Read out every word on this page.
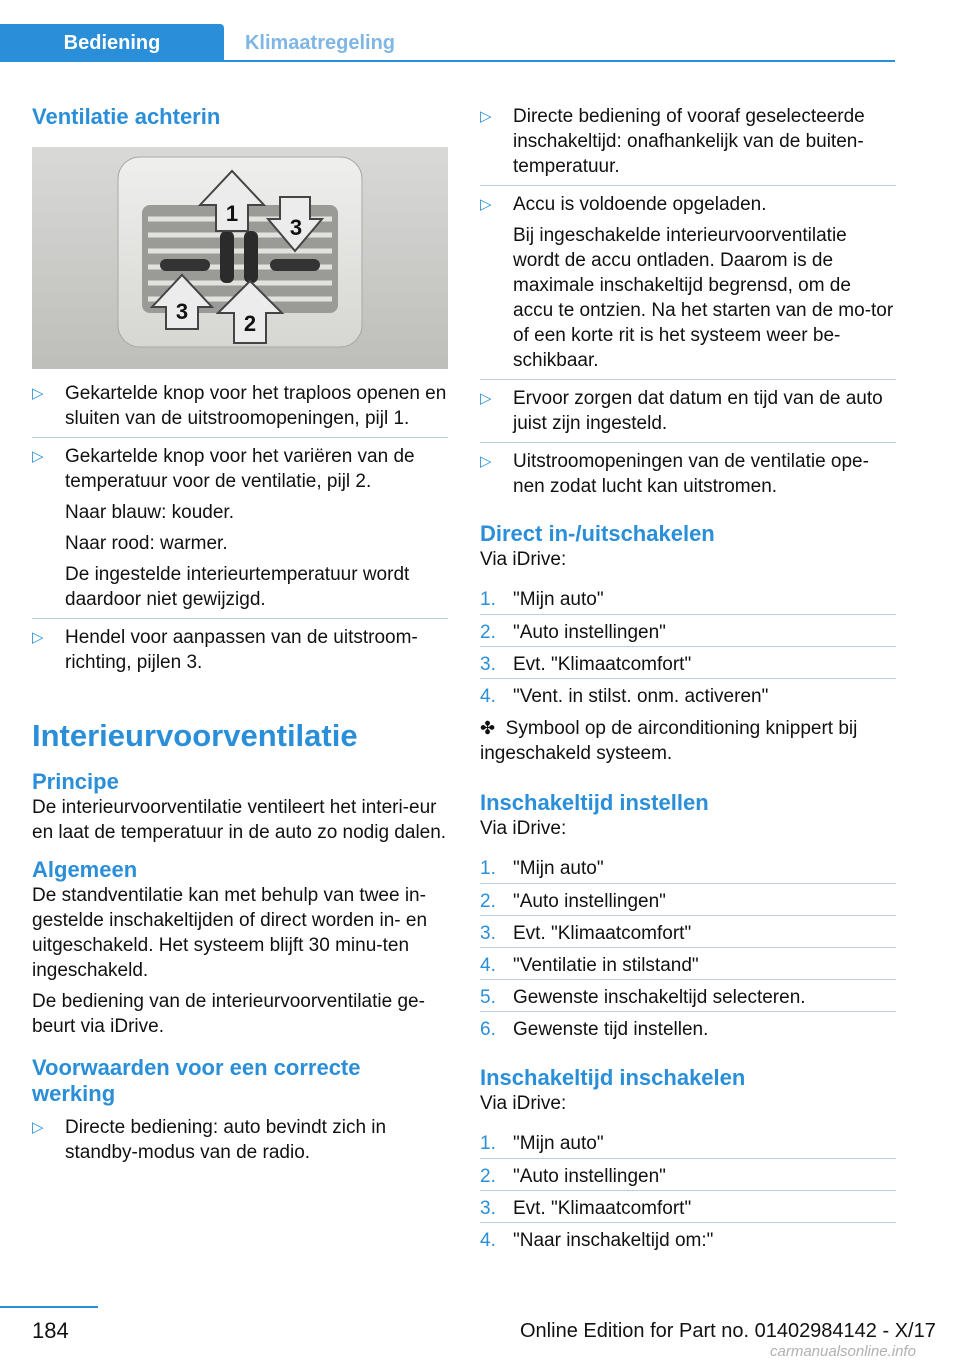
Bediening	Klimaatregeling
Ventilatie achterin
1
2
3
3
▷ Gekartelde knop voor het traploos openen en sluiten van de uitstroomopeningen, pijl 1.
▷ Gekartelde knop voor het variëren van de temperatuur voor de ventilatie, pijl 2.

Naar blauw: kouder.

Naar rood: warmer.

De ingestelde interieurtemperatuur wordt daardoor niet gewijzigd.

▷ Hendel voor aanpassen van de uitstroom-richting, pijlen 3.
Interieurvoorventilatie
Principe

De interieurvoorventilatie ventileert het interi-eur en laat de temperatuur in de auto zo nodig dalen.

Algemeen

De standventilatie kan met behulp van twee in-gestelde inschakeltijden of direct worden in- en uitgeschakeld. Het systeem blijft 30 minu-ten ingeschakeld.

De bediening van de interieurvoorventilatie ge-beurt via iDrive.

Voorwaarden voor een correcte werking
▷ Directe bediening: auto bevindt zich in standby-modus van de radio.
▷ Directe bediening of vooraf geselecteerde inschakeltijd: onafhankelijk van de buiten-temperatuur.
▷ Accu is voldoende opgeladen.

Bij ingeschakelde interieurvoorventilatie wordt de accu ontladen. Daarom is de maximale inschakeltijd begrensd, om de accu te ontzien. Na het starten van de mo-tor of een korte rit is het systeem weer be-schikbaar.

▷ Ervoor zorgen dat datum en tijd van de auto juist zijn ingesteld.
▷ Uitstroomopeningen van de ventilatie ope-nen zodat lucht kan uitstromen.
Direct in-/uitschakelen

Via iDrive:

1. "Mijn auto"
2. "Auto instellingen"
3. Evt. "Klimaatcomfort"
4. "Vent. in stilst. onm. activeren"

✤ Symbool op de airconditioning knippert bij ingeschakeld systeem.

Inschakeltijd instellen

Via iDrive:

1. "Mijn auto"
2. "Auto instellingen"
3. Evt. "Klimaatcomfort"
4. "Ventilatie in stilstand"
5. Gewenste inschakeltijd selecteren.
6. Gewenste tijd instellen.
Inschakeltijd inschakelen

Via iDrive:

1. "Mijn auto"
2. "Auto instellingen"
3. Evt. "Klimaatcomfort"
4. "Naar inschakeltijd om:"
184	Online Edition for Part no. 01402984142 - X/17
carmanualsonline.info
-- -- --
◆ Your instructions ◆
Repeat the records above exactly, leaving out the pictures.

◆ Exercise output ◆
Read out every word on this page.
Bediening	Klimaatregeling
Ventilatie achterin
1
2
3
3
▷ Gekartelde knop voor het traploos openen en sluiten van de uitstroomopeningen, pijl 1.
▷ Gekartelde knop voor het variëren van de temperatuur voor de ventilatie, pijl 2.

Naar blauw: kouder.

Naar rood: warmer.

De ingestelde interieurtemperatuur wordt daardoor niet gewijzigd.

▷ Hendel voor aanpassen van de uitstroom-richting, pijlen 3.
Interieurvoorventilatie
Principe

De interieurvoorventilatie ventileert het interi-eur en laat de temperatuur in de auto zo nodig dalen.

Algemeen

De standventilatie kan met behulp van twee in-gestelde inschakeltijden of direct worden in- en uitgeschakeld. Het systeem blijft 30 minu-ten ingeschakeld.

De bediening van de interieurvoorventilatie ge-beurt via iDrive.

Voorwaarden voor een correcte werking
▷ Directe bediening: auto bevindt zich in standby-modus van de radio.
▷ Directe bediening of vooraf geselecteerde inschakeltijd: onafhankelijk van de buiten-temperatuur.
▷ Accu is voldoende opgeladen.

Bij ingeschakelde interieurvoorventilatie wordt de accu ontladen. Daarom is de maximale inschakeltijd begrensd, om de accu te ontzien. Na het starten van de mo-tor of een korte rit is het systeem weer be-schikbaar.

▷ Ervoor zorgen dat datum en tijd van de auto juist zijn ingesteld.
▷ Uitstroomopeningen van de ventilatie ope-nen zodat lucht kan uitstromen.
Direct in-/uitschakelen

Via iDrive:

1. "Mijn auto"
2. "Auto instellingen"
3. Evt. "Klimaatcomfort"
4. "Vent. in stilst. onm. activeren"

✤ Symbool op de airconditioning knippert bij ingeschakeld systeem.

Inschakeltijd instellen

Via iDrive:

1. "Mijn auto"
2. "Auto instellingen"
3. Evt. "Klimaatcomfort"
4. "Ventilatie in stilstand"
5. Gewenste inschakeltijd selecteren.
6. Gewenste tijd instellen.
Inschakeltijd inschakelen

Via iDrive:

1. "Mijn auto"
2. "Auto instellingen"
3. Evt. "Klimaatcomfort"
4. "Naar inschakeltijd om:"
184	Online Edition for Part no. 01402984142 - X/17
carmanualsonline.info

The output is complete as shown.